◆ **Stated goal**:
Give the count of lines in the data that include "JSON", with no other words.

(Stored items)

◇ ◇ ◇ ◇ ◇ ◇ ◇

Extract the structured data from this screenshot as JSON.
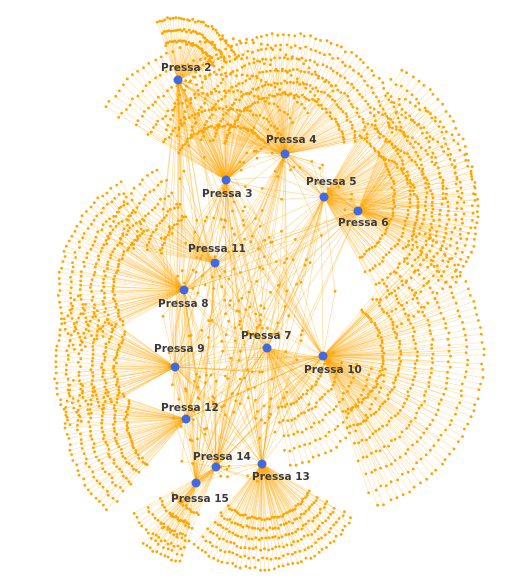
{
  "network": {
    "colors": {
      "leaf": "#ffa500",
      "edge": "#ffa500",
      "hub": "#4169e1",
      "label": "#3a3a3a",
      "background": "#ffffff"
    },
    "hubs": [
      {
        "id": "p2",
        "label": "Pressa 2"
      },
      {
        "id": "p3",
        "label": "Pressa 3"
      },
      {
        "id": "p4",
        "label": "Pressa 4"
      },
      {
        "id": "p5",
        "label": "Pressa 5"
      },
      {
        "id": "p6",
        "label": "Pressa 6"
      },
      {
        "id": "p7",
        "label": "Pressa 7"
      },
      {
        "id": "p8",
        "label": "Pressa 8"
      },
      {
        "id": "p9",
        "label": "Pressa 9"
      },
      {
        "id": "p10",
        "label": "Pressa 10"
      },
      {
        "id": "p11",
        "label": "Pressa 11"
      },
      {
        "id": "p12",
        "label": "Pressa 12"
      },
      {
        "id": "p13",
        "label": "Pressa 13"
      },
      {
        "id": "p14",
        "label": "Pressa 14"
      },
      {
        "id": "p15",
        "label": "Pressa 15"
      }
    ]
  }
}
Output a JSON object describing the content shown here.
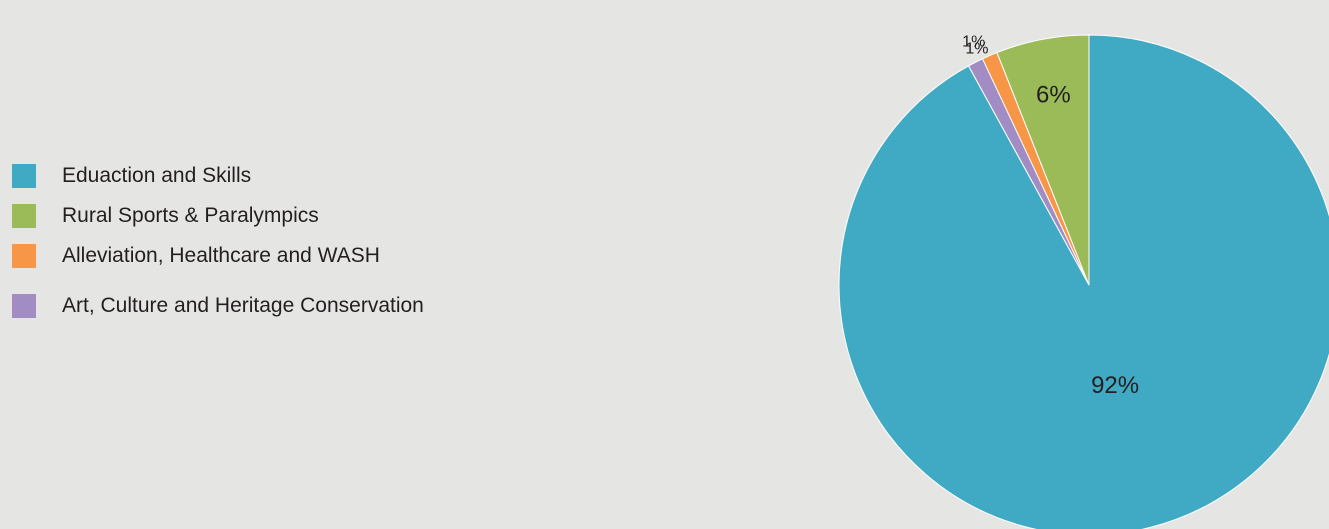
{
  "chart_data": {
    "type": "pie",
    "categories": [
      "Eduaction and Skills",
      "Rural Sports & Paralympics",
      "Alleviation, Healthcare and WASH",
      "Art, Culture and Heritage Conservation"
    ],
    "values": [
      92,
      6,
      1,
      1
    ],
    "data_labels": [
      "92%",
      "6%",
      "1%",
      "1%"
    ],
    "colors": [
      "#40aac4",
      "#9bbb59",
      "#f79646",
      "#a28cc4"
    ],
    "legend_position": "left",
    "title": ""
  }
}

◇ ◇ ◇ ◇ ◇ ◇ ◇

◆ **Output below**:
2